WRITTEN INSTRUCTION -
Search the data below for the word "title" and copy each line that holds it.

GIVEN RECORDS -
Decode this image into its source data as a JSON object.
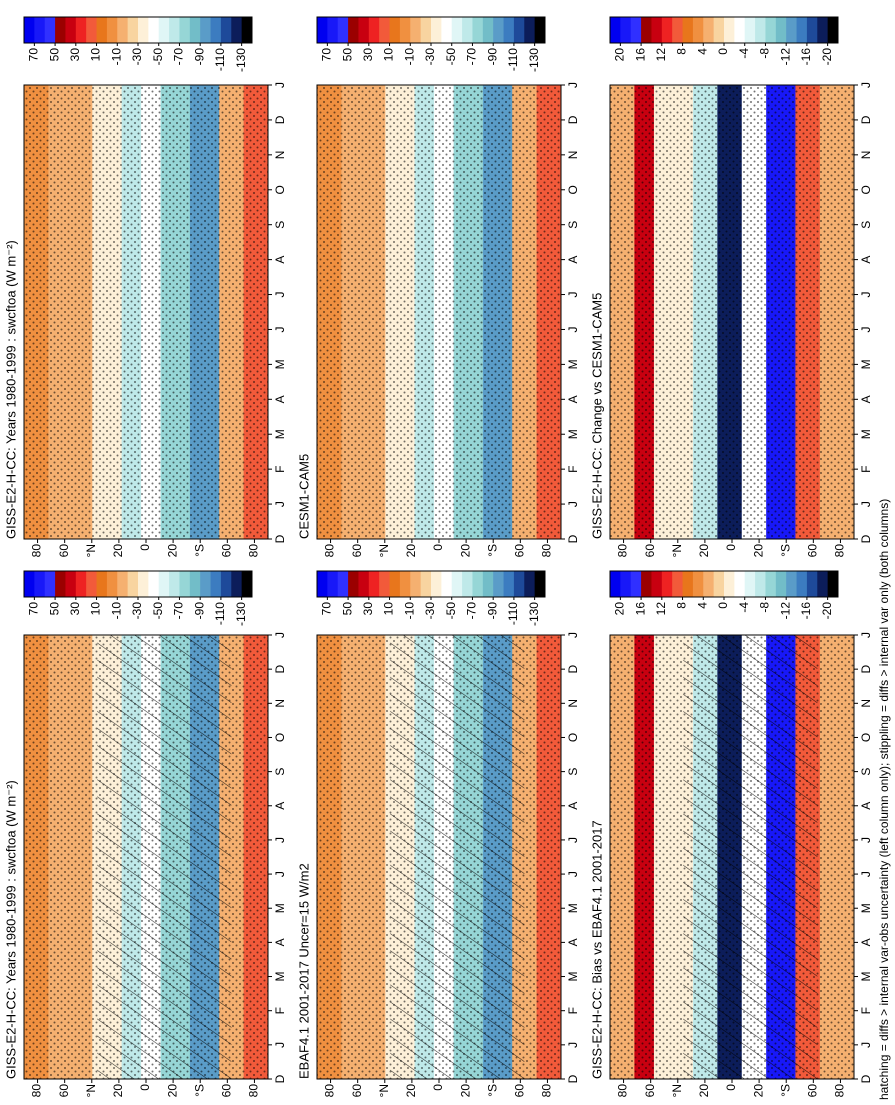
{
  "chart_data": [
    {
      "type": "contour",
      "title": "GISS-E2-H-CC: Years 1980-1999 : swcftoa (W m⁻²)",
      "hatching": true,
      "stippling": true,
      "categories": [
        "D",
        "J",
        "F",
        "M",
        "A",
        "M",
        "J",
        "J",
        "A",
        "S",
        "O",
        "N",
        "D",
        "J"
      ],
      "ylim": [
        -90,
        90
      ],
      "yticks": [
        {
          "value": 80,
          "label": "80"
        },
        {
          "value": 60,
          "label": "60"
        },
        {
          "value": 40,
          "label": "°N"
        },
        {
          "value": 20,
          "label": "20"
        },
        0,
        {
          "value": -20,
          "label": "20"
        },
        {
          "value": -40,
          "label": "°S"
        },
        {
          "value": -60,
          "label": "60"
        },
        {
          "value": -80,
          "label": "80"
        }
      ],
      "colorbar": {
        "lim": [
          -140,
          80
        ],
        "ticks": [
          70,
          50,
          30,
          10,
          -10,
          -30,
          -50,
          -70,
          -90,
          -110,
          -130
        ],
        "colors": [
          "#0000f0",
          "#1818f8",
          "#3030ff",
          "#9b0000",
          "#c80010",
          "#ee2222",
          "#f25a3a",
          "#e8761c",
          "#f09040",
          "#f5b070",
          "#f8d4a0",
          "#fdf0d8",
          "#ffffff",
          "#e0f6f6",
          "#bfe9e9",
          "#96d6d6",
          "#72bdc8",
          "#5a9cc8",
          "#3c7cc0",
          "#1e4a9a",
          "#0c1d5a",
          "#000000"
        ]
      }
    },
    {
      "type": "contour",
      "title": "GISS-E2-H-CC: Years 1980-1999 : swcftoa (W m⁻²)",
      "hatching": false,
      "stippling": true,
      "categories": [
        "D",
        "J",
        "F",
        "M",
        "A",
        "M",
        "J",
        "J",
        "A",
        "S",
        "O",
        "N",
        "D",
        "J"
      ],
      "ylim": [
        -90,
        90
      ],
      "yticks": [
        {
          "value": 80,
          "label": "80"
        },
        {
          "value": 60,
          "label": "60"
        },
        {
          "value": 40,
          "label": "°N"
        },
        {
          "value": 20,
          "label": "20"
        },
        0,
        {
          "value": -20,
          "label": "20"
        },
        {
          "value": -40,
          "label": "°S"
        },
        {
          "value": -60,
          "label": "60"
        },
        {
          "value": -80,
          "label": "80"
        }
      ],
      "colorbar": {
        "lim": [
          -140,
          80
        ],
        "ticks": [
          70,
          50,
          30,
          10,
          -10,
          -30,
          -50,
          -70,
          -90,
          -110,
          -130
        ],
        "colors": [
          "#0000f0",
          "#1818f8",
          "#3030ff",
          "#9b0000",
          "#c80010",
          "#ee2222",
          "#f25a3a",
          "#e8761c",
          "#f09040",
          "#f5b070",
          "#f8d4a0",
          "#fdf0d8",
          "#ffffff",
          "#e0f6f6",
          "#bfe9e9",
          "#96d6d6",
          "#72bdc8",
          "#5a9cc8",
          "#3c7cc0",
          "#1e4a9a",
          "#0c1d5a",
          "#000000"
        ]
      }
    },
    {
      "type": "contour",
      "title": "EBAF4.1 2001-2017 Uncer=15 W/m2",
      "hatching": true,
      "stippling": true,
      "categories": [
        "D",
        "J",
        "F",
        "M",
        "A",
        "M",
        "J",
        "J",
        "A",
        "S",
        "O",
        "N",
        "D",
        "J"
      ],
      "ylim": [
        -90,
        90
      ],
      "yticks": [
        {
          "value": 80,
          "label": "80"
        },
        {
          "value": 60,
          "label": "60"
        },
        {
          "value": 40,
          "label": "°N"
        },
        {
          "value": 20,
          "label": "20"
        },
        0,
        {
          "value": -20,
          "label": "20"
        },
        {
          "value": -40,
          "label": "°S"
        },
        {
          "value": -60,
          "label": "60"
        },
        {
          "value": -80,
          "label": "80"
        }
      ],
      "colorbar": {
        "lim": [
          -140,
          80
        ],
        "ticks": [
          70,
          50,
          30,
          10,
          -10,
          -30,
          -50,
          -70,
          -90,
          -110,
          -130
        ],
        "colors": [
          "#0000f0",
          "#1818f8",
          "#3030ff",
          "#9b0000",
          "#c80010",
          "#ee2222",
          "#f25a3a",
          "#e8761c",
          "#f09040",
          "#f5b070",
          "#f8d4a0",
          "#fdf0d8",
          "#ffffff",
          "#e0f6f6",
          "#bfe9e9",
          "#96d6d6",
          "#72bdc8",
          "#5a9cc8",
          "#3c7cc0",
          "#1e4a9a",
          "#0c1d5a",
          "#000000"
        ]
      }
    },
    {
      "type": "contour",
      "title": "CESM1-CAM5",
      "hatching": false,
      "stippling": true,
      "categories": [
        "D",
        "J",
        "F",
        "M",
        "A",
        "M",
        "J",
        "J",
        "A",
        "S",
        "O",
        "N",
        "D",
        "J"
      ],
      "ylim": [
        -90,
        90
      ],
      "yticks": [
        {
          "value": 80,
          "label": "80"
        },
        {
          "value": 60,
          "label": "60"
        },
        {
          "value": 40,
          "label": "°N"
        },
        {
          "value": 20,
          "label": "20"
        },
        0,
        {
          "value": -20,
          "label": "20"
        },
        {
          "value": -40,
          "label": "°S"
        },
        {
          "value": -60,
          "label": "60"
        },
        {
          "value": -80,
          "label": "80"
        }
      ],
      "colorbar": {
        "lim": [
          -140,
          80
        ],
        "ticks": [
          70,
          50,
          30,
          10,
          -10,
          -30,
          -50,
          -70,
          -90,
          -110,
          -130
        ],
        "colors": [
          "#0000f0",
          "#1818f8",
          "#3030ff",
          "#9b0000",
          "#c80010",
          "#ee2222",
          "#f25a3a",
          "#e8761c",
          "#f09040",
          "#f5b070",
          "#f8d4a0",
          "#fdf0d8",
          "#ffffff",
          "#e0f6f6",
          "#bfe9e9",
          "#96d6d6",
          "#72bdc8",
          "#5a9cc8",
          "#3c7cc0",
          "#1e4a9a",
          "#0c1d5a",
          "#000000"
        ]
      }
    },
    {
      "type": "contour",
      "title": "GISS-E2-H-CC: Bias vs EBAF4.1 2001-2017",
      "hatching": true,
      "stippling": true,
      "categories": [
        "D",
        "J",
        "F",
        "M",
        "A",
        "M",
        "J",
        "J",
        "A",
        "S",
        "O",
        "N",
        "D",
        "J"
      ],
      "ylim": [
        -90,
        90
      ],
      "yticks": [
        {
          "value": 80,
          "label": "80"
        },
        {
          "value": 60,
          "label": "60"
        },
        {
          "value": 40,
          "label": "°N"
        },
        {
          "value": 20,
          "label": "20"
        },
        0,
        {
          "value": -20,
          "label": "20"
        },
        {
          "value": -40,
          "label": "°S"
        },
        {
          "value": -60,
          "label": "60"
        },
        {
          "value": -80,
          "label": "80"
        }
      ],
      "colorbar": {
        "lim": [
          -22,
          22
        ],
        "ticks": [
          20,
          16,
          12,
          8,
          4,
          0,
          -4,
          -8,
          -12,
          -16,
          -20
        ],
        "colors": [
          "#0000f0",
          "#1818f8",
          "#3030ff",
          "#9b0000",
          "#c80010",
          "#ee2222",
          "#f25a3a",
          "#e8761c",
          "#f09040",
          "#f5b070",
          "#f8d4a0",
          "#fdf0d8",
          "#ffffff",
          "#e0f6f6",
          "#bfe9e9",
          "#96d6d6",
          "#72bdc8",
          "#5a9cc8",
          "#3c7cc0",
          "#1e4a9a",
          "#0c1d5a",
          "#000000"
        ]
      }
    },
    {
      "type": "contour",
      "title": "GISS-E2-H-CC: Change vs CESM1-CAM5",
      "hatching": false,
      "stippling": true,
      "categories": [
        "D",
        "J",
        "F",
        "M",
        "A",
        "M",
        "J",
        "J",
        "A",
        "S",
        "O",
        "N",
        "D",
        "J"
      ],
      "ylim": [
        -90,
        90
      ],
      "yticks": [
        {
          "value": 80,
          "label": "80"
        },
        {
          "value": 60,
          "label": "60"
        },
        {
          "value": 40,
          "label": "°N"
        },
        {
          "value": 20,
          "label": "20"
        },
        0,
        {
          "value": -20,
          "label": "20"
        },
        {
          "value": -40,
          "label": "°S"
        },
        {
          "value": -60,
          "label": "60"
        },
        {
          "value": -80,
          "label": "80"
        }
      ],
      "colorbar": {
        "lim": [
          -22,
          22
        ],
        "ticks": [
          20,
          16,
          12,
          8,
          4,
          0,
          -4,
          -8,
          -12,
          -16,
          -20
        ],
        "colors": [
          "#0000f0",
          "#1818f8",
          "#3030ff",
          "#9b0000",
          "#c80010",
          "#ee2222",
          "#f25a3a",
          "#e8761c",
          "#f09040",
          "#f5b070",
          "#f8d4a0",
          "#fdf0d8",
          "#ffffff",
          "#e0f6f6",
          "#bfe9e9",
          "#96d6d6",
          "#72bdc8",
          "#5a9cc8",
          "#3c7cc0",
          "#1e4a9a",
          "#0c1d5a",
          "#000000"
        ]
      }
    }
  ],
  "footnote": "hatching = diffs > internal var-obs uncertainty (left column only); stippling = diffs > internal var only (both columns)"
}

ANSWER TO THE PROBLEM -
      "title": "GISS-E2-H-CC: Years 1980-1999 : swcftoa (W m⁻²)",
      "title": "GISS-E2-H-CC: Years 1980-1999 : swcftoa (W m⁻²)",
      "title": "EBAF4.1 2001-2017 Uncer=15 W/m2",
      "title": "CESM1-CAM5",
      "title": "GISS-E2-H-CC: Bias vs EBAF4.1 2001-2017",
      "title": "GISS-E2-H-CC: Change vs CESM1-CAM5",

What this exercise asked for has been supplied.